Records about charts and figures:

= = = = =

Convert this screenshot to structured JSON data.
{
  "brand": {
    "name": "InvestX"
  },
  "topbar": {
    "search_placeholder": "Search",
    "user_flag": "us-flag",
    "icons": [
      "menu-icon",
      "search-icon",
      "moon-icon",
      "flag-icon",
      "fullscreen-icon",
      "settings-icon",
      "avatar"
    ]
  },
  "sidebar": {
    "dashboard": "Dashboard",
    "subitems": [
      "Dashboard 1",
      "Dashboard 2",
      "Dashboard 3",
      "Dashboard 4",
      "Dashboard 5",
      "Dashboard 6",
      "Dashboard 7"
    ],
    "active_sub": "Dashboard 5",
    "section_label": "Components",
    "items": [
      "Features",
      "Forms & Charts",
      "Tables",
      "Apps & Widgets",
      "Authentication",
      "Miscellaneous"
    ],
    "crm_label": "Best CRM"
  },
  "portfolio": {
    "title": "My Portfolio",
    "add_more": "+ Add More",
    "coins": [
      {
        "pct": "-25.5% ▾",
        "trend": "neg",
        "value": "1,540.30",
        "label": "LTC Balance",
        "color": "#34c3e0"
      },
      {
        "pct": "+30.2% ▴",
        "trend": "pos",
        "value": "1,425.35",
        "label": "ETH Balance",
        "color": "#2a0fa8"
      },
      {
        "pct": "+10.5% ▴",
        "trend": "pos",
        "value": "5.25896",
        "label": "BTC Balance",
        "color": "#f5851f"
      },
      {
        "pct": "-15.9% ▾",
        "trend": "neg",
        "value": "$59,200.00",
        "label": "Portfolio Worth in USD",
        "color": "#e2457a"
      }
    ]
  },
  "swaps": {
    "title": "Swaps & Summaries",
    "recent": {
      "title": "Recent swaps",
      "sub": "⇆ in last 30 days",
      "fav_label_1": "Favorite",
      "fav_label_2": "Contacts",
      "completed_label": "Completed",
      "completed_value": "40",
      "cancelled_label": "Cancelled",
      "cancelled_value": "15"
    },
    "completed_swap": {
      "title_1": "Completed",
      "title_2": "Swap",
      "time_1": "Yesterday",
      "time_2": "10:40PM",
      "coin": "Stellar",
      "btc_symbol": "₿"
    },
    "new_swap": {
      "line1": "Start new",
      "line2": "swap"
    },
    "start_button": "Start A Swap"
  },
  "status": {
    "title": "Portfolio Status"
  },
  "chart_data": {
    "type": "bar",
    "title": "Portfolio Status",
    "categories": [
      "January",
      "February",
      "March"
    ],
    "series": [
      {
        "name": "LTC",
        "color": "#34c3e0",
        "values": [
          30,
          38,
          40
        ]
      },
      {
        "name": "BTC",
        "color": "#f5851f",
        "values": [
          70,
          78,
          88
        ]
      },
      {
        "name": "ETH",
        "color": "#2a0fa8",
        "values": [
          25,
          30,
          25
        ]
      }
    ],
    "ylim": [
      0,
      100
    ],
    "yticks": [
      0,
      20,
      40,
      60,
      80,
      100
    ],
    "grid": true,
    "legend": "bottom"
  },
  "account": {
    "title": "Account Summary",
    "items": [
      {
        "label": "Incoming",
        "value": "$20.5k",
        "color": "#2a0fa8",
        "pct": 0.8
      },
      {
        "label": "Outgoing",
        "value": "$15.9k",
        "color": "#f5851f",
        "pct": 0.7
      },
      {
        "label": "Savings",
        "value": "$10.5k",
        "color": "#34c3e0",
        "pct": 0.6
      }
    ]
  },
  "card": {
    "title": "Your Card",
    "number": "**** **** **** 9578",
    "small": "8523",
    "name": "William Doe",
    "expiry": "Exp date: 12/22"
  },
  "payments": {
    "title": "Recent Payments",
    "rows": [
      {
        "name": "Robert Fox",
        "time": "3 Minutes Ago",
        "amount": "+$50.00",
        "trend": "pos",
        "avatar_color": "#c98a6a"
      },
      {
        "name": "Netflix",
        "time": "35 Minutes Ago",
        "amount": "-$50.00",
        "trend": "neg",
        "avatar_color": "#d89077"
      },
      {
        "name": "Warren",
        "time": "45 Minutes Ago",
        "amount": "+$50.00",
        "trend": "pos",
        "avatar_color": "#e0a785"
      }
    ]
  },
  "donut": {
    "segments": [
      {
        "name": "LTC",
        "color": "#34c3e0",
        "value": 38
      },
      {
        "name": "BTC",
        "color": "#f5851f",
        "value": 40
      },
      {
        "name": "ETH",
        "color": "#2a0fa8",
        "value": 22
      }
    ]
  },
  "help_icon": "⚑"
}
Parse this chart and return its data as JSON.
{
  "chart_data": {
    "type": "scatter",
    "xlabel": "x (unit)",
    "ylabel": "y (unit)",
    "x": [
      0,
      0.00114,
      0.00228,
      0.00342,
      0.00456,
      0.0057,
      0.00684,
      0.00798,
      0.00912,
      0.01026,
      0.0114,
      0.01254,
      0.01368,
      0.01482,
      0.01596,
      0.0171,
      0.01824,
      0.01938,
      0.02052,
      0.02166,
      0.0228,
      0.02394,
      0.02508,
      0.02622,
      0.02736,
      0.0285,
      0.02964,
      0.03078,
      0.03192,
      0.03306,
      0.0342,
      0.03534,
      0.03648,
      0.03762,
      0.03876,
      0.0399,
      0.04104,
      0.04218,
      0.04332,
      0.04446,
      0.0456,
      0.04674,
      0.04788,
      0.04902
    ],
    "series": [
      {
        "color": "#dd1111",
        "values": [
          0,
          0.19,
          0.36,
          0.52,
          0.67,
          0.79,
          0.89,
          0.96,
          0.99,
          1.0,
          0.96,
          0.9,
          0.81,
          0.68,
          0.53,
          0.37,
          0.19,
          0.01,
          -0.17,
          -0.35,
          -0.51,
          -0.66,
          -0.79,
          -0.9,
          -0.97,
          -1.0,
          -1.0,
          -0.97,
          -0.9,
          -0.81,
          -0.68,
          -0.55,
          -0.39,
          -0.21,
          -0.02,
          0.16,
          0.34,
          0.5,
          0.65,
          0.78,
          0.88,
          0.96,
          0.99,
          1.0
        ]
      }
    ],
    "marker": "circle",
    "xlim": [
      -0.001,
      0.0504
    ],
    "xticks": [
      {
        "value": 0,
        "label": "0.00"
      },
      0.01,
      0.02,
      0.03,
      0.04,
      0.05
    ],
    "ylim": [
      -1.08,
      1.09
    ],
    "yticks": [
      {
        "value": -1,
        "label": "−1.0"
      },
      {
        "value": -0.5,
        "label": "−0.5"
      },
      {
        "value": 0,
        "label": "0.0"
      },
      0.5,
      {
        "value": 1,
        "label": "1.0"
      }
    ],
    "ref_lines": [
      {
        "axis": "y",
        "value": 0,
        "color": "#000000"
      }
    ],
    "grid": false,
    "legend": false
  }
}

= = = = =

Transcribe all the entries, keeping each one exactly as it is.

* _Task output_:
Convert this screenshot to structured JSON data.
{
  "brand": {
    "name": "InvestX"
  },
  "topbar": {
    "search_placeholder": "Search",
    "user_flag": "us-flag",
    "icons": [
      "menu-icon",
      "search-icon",
      "moon-icon",
      "flag-icon",
      "fullscreen-icon",
      "settings-icon",
      "avatar"
    ]
  },
  "sidebar": {
    "dashboard": "Dashboard",
    "subitems": [
      "Dashboard 1",
      "Dashboard 2",
      "Dashboard 3",
      "Dashboard 4",
      "Dashboard 5",
      "Dashboard 6",
      "Dashboard 7"
    ],
    "active_sub": "Dashboard 5",
    "section_label": "Components",
    "items": [
      "Features",
      "Forms & Charts",
      "Tables",
      "Apps & Widgets",
      "Authentication",
      "Miscellaneous"
    ],
    "crm_label": "Best CRM"
  },
  "portfolio": {
    "title": "My Portfolio",
    "add_more": "+ Add More",
    "coins": [
      {
        "pct": "-25.5% ▾",
        "trend": "neg",
        "value": "1,540.30",
        "label": "LTC Balance",
        "color": "#34c3e0"
      },
      {
        "pct": "+30.2% ▴",
        "trend": "pos",
        "value": "1,425.35",
        "label": "ETH Balance",
        "color": "#2a0fa8"
      },
      {
        "pct": "+10.5% ▴",
        "trend": "pos",
        "value": "5.25896",
        "label": "BTC Balance",
        "color": "#f5851f"
      },
      {
        "pct": "-15.9% ▾",
        "trend": "neg",
        "value": "$59,200.00",
        "label": "Portfolio Worth in USD",
        "color": "#e2457a"
      }
    ]
  },
  "swaps": {
    "title": "Swaps & Summaries",
    "recent": {
      "title": "Recent swaps",
      "sub": "⇆ in last 30 days",
      "fav_label_1": "Favorite",
      "fav_label_2": "Contacts",
      "completed_label": "Completed",
      "completed_value": "40",
      "cancelled_label": "Cancelled",
      "cancelled_value": "15"
    },
    "completed_swap": {
      "title_1": "Completed",
      "title_2": "Swap",
      "time_1": "Yesterday",
      "time_2": "10:40PM",
      "coin": "Stellar",
      "btc_symbol": "₿"
    },
    "new_swap": {
      "line1": "Start new",
      "line2": "swap"
    },
    "start_button": "Start A Swap"
  },
  "status": {
    "title": "Portfolio Status"
  },
  "chart_data": {
    "type": "bar",
    "title": "Portfolio Status",
    "categories": [
      "January",
      "February",
      "March"
    ],
    "series": [
      {
        "name": "LTC",
        "color": "#34c3e0",
        "values": [
          30,
          38,
          40
        ]
      },
      {
        "name": "BTC",
        "color": "#f5851f",
        "values": [
          70,
          78,
          88
        ]
      },
      {
        "name": "ETH",
        "color": "#2a0fa8",
        "values": [
          25,
          30,
          25
        ]
      }
    ],
    "ylim": [
      0,
      100
    ],
    "yticks": [
      0,
      20,
      40,
      60,
      80,
      100
    ],
    "grid": true,
    "legend": "bottom"
  },
  "account": {
    "title": "Account Summary",
    "items": [
      {
        "label": "Incoming",
        "value": "$20.5k",
        "color": "#2a0fa8",
        "pct": 0.8
      },
      {
        "label": "Outgoing",
        "value": "$15.9k",
        "color": "#f5851f",
        "pct": 0.7
      },
      {
        "label": "Savings",
        "value": "$10.5k",
        "color": "#34c3e0",
        "pct": 0.6
      }
    ]
  },
  "card": {
    "title": "Your Card",
    "number": "**** **** **** 9578",
    "small": "8523",
    "name": "William Doe",
    "expiry": "Exp date: 12/22"
  },
  "payments": {
    "title": "Recent Payments",
    "rows": [
      {
        "name": "Robert Fox",
        "time": "3 Minutes Ago",
        "amount": "+$50.00",
        "trend": "pos",
        "avatar_color": "#c98a6a"
      },
      {
        "name": "Netflix",
        "time": "35 Minutes Ago",
        "amount": "-$50.00",
        "trend": "neg",
        "avatar_color": "#d89077"
      },
      {
        "name": "Warren",
        "time": "45 Minutes Ago",
        "amount": "+$50.00",
        "trend": "pos",
        "avatar_color": "#e0a785"
      }
    ]
  },
  "donut": {
    "segments": [
      {
        "name": "LTC",
        "color": "#34c3e0",
        "value": 38
      },
      {
        "name": "BTC",
        "color": "#f5851f",
        "value": 40
      },
      {
        "name": "ETH",
        "color": "#2a0fa8",
        "value": 22
      }
    ]
  },
  "help_icon": "⚑"
}
Parse this chart and return its data as JSON.
{
  "chart_data": {
    "type": "scatter",
    "xlabel": "x (unit)",
    "ylabel": "y (unit)",
    "x": [
      0,
      0.00114,
      0.00228,
      0.00342,
      0.00456,
      0.0057,
      0.00684,
      0.00798,
      0.00912,
      0.01026,
      0.0114,
      0.01254,
      0.01368,
      0.01482,
      0.01596,
      0.0171,
      0.01824,
      0.01938,
      0.02052,
      0.02166,
      0.0228,
      0.02394,
      0.02508,
      0.02622,
      0.02736,
      0.0285,
      0.02964,
      0.03078,
      0.03192,
      0.03306,
      0.0342,
      0.03534,
      0.03648,
      0.03762,
      0.03876,
      0.0399,
      0.04104,
      0.04218,
      0.04332,
      0.04446,
      0.0456,
      0.04674,
      0.04788,
      0.04902
    ],
    "series": [
      {
        "color": "#dd1111",
        "values": [
          0,
          0.19,
          0.36,
          0.52,
          0.67,
          0.79,
          0.89,
          0.96,
          0.99,
          1.0,
          0.96,
          0.9,
          0.81,
          0.68,
          0.53,
          0.37,
          0.19,
          0.01,
          -0.17,
          -0.35,
          -0.51,
          -0.66,
          -0.79,
          -0.9,
          -0.97,
          -1.0,
          -1.0,
          -0.97,
          -0.9,
          -0.81,
          -0.68,
          -0.55,
          -0.39,
          -0.21,
          -0.02,
          0.16,
          0.34,
          0.5,
          0.65,
          0.78,
          0.88,
          0.96,
          0.99,
          1.0
        ]
      }
    ],
    "marker": "circle",
    "xlim": [
      -0.001,
      0.0504
    ],
    "xticks": [
      {
        "value": 0,
        "label": "0.00"
      },
      0.01,
      0.02,
      0.03,
      0.04,
      0.05
    ],
    "ylim": [
      -1.08,
      1.09
    ],
    "yticks": [
      {
        "value": -1,
        "label": "−1.0"
      },
      {
        "value": -0.5,
        "label": "−0.5"
      },
      {
        "value": 0,
        "label": "0.0"
      },
      0.5,
      {
        "value": 1,
        "label": "1.0"
      }
    ],
    "ref_lines": [
      {
        "axis": "y",
        "value": 0,
        "color": "#000000"
      }
    ],
    "grid": false,
    "legend": false
  }
}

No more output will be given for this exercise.